* Problem description:
Search the data below, and report every line in which "doesn" occurs.

* Records for this exercise:
▬▬▬▬▬▬
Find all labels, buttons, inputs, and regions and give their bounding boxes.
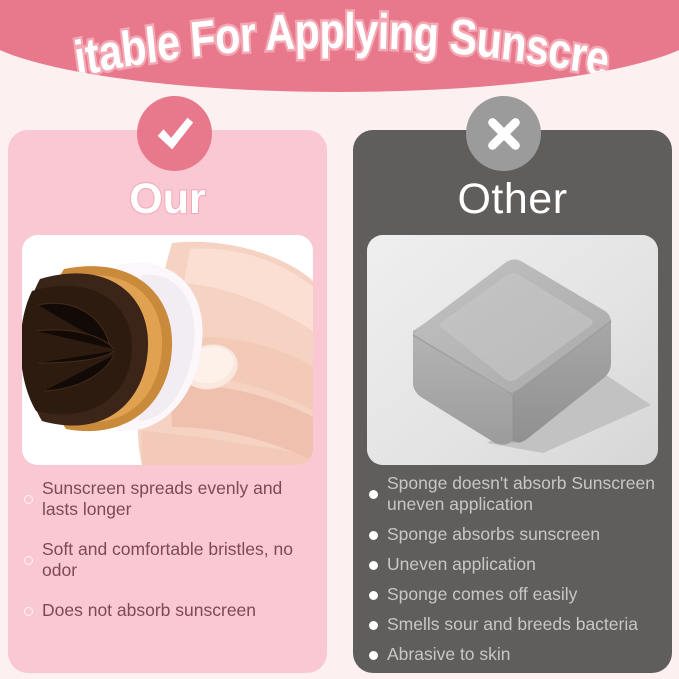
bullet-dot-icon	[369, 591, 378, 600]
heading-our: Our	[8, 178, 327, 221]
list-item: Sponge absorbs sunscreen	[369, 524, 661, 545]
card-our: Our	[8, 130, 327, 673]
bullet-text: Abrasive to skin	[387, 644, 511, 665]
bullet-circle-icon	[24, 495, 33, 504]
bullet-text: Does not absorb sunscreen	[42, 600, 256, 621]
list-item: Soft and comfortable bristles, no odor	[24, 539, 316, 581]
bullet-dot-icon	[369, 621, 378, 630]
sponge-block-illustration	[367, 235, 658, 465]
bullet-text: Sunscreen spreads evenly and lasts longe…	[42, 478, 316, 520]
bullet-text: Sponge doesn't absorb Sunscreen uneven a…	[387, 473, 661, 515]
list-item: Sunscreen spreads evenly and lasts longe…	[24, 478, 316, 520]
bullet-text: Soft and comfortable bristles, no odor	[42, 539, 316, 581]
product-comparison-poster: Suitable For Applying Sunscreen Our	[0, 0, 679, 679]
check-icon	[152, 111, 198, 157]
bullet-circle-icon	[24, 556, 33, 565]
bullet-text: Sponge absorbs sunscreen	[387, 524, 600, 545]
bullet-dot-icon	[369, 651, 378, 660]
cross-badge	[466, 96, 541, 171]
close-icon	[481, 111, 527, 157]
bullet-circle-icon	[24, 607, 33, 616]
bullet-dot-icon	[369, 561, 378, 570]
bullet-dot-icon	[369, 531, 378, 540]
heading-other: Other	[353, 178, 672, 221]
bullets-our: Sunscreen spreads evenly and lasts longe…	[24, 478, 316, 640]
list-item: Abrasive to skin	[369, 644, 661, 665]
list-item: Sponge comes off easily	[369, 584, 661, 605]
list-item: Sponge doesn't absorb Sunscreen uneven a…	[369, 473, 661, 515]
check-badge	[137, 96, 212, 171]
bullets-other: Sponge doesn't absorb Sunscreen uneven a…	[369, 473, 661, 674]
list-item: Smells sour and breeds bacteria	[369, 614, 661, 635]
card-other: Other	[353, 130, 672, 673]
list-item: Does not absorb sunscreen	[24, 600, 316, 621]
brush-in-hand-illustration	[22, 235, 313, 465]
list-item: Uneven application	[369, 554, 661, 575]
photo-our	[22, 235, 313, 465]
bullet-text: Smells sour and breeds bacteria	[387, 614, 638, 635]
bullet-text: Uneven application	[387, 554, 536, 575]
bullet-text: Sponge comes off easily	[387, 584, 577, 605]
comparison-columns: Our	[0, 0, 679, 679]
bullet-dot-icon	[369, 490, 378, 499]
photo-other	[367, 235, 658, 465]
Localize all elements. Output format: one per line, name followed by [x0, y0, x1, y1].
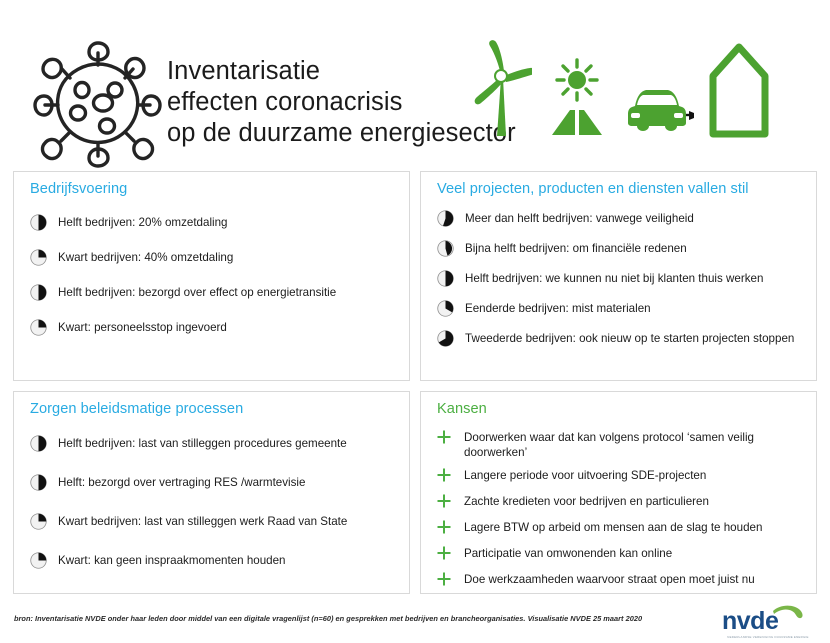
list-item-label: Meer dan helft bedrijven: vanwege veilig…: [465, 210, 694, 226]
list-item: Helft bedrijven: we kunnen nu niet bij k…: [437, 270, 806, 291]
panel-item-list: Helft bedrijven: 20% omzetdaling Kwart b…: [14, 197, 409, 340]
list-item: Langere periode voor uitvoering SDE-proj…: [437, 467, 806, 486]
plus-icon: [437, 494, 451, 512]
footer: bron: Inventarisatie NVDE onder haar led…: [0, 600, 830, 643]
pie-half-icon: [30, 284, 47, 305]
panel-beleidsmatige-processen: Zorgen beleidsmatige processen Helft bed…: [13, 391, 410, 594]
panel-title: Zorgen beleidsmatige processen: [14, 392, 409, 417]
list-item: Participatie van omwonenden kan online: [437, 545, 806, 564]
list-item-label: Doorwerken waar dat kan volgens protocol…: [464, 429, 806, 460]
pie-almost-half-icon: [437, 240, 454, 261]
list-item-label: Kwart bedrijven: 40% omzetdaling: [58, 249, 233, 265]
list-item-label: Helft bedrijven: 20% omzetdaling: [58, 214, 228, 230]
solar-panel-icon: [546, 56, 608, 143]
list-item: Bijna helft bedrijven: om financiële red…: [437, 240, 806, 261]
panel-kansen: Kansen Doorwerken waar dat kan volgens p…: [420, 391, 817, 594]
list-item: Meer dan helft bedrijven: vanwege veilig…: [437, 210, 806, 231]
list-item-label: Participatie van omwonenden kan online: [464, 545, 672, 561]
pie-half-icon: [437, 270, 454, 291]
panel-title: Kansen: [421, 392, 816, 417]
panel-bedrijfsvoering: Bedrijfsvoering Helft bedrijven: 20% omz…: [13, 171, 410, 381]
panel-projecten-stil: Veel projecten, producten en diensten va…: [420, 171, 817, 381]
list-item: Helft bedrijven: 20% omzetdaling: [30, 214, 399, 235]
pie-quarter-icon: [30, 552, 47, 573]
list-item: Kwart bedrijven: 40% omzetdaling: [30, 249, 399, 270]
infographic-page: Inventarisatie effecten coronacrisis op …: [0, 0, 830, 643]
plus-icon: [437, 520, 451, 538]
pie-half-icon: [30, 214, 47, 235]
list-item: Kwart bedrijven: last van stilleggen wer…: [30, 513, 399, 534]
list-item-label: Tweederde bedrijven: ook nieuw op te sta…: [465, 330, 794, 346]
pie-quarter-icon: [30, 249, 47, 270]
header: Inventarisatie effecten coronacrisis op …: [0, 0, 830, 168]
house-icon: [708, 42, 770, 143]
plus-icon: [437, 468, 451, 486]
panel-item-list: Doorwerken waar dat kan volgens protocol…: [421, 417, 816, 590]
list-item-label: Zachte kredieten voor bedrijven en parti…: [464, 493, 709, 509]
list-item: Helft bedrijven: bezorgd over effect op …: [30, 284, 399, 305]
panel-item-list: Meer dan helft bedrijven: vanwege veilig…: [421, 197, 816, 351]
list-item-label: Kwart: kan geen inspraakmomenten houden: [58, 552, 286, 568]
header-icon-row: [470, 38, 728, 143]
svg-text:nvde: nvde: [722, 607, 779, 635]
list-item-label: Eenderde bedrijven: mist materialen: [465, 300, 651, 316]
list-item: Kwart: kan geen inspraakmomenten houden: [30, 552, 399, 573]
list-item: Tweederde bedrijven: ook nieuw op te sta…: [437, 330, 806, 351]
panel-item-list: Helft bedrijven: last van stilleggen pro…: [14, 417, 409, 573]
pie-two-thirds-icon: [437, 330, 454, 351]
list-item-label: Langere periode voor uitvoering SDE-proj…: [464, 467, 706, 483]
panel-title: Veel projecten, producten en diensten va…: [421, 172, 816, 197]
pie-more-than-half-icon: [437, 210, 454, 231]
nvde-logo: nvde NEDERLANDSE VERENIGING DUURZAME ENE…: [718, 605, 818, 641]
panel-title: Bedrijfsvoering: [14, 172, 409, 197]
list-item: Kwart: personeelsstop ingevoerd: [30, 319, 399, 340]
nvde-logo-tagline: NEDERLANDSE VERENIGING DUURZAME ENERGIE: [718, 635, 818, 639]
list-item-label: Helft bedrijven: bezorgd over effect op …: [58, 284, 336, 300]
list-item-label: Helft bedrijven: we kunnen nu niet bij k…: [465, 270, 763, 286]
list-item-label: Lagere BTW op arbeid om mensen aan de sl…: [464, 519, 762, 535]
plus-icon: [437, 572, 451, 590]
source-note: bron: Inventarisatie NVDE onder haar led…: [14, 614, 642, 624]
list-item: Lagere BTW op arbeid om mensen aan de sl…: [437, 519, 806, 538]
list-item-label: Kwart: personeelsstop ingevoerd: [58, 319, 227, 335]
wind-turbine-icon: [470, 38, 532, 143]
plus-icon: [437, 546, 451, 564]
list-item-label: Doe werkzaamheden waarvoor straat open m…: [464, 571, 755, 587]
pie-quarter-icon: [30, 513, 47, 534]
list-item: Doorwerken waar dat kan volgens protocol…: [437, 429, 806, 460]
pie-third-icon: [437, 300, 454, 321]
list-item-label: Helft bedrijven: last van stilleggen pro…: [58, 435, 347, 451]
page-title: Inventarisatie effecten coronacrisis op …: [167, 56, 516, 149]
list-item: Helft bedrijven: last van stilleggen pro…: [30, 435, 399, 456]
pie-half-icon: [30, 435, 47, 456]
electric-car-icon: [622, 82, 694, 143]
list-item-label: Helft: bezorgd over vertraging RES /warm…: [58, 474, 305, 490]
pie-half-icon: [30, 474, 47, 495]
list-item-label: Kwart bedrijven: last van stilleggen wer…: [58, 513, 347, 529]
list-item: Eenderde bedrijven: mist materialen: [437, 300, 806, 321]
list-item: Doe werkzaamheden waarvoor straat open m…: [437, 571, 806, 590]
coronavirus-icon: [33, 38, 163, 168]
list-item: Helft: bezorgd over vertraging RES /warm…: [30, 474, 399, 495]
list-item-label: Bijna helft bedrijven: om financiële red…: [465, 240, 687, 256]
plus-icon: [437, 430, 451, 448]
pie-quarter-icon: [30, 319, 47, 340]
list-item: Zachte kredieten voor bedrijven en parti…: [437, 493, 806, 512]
▬▬▬▬▬▬
* Completed task:
bullet-text: Sponge doesn't absorb Sunscreen uneven a…	[387, 473, 661, 515]
list-item: Sponge doesn't absorb Sunscreen uneven a…	[369, 473, 661, 515]
bullets-other: Sponge doesn't absorb Sunscreen uneven a…	[369, 473, 661, 674]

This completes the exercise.